YOUR GOAL:
What is the number of lines in the entries that include the word "безработных"? Respond with the number only.

TASK DATA:
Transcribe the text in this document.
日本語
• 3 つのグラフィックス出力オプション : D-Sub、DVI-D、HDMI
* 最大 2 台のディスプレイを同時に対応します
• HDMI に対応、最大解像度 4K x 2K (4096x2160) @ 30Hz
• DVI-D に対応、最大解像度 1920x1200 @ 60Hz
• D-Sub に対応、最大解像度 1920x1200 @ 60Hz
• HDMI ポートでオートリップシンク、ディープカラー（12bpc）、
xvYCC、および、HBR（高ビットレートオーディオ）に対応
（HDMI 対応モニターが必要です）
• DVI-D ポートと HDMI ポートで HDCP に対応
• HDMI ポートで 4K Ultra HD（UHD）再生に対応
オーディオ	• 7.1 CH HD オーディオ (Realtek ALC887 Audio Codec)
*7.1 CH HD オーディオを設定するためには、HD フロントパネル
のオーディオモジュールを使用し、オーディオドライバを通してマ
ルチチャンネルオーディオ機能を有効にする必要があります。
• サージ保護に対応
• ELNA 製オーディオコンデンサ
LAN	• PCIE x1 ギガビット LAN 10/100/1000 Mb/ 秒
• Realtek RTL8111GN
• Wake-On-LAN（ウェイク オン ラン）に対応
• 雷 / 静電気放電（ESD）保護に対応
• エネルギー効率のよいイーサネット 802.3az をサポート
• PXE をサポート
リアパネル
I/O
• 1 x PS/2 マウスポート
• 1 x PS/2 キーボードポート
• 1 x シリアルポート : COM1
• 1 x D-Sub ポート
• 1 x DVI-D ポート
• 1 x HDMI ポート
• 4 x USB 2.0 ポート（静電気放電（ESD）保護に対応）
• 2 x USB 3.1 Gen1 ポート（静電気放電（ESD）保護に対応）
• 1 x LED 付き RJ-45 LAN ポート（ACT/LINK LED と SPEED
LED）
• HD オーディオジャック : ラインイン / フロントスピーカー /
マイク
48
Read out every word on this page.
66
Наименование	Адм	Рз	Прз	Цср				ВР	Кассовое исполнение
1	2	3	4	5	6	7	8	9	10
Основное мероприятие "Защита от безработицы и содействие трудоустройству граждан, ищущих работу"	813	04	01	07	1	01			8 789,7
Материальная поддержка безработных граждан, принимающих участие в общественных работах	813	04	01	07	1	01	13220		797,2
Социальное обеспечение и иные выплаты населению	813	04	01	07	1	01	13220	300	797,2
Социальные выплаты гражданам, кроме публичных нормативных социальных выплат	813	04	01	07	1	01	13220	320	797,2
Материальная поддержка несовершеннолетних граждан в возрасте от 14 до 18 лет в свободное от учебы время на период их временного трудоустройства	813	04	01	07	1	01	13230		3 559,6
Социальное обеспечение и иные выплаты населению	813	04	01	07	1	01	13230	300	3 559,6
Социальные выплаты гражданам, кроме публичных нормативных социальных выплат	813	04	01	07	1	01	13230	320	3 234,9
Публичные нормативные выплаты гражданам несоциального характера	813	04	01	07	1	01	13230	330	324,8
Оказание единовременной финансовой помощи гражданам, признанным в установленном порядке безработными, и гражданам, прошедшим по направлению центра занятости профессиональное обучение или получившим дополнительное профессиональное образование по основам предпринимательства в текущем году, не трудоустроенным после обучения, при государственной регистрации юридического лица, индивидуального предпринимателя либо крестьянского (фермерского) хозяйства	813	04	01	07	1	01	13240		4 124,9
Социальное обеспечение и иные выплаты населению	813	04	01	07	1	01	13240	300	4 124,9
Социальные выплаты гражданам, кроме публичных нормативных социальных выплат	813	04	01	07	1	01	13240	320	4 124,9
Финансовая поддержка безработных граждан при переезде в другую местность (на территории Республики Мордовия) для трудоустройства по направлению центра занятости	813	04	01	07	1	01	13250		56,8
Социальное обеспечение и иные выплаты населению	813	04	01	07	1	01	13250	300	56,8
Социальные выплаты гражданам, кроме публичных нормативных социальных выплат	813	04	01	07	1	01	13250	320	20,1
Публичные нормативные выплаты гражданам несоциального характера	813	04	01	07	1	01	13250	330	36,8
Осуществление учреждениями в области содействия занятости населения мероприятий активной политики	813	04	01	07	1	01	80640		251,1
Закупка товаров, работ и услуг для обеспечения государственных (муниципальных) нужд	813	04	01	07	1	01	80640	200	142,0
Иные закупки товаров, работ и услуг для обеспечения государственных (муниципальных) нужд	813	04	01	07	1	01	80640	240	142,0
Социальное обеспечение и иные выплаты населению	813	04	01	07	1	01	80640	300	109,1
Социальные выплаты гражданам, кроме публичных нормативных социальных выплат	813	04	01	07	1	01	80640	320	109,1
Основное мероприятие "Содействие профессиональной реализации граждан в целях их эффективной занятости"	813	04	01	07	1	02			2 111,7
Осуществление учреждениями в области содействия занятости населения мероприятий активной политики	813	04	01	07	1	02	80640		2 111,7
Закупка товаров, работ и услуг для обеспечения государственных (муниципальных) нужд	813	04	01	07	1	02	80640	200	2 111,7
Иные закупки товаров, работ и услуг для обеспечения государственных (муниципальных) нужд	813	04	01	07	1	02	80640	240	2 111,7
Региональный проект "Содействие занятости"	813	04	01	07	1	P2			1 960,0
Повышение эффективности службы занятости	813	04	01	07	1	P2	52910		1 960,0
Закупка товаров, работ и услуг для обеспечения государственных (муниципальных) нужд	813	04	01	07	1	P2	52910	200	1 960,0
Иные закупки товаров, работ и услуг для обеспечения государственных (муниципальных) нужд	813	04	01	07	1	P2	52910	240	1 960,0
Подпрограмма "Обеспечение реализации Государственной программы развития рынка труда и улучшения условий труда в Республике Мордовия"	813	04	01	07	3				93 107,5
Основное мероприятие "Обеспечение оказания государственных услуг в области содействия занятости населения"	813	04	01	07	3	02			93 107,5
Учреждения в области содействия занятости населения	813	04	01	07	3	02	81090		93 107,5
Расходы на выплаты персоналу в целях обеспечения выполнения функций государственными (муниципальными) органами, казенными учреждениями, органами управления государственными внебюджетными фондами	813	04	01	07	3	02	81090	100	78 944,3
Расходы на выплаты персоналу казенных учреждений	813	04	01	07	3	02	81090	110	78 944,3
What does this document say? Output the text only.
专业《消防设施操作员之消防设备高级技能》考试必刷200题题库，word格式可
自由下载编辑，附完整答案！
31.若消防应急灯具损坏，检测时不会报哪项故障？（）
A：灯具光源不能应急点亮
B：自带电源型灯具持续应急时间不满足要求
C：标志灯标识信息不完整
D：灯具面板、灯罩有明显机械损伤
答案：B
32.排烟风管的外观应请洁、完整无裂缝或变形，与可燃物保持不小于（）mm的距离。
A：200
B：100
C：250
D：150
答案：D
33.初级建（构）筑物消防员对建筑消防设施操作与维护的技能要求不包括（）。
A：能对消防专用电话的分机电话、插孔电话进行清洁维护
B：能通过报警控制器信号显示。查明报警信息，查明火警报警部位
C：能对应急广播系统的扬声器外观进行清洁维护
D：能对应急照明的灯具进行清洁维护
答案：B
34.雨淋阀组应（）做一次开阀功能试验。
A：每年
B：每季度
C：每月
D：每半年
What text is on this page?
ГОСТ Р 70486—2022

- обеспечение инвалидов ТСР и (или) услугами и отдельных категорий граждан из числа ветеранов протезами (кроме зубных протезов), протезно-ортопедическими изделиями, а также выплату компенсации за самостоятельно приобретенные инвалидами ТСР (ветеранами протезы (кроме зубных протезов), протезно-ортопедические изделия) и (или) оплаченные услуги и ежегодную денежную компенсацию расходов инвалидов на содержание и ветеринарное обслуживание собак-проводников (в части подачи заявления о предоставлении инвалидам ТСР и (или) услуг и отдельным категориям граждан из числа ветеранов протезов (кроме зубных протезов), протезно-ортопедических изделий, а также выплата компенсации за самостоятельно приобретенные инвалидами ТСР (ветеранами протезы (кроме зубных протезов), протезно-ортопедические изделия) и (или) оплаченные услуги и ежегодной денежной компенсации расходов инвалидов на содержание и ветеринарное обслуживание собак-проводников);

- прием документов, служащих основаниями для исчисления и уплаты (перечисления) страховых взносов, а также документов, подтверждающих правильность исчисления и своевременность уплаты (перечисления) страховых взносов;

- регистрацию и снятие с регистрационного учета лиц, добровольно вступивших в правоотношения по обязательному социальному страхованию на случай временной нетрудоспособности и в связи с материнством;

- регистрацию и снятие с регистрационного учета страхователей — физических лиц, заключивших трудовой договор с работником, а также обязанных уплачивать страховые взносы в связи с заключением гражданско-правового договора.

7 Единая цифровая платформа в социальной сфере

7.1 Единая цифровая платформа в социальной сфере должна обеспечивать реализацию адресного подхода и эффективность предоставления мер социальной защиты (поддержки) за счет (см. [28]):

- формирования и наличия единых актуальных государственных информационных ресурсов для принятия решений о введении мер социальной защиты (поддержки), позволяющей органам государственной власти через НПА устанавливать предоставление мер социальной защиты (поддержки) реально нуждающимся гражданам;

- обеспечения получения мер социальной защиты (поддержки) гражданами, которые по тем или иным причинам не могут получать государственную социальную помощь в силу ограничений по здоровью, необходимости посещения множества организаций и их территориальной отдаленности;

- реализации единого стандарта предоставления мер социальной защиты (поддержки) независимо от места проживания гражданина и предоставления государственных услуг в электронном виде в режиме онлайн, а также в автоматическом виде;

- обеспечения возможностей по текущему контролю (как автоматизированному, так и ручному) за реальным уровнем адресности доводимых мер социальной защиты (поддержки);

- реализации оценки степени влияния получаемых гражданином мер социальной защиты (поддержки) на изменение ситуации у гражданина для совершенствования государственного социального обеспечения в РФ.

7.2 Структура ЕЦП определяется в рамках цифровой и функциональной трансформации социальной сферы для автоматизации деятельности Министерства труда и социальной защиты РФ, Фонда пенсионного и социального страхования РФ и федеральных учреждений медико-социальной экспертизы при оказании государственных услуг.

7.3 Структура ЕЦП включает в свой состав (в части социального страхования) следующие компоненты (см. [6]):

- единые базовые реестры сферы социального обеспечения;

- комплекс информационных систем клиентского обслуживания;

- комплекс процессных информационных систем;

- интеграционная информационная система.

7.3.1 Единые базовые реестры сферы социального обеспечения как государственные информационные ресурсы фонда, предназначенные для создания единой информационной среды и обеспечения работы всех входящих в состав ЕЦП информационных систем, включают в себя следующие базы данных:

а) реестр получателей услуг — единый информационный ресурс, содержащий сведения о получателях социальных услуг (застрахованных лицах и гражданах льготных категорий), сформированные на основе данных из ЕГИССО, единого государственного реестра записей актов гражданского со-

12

EXERCISE OUTPUT:
2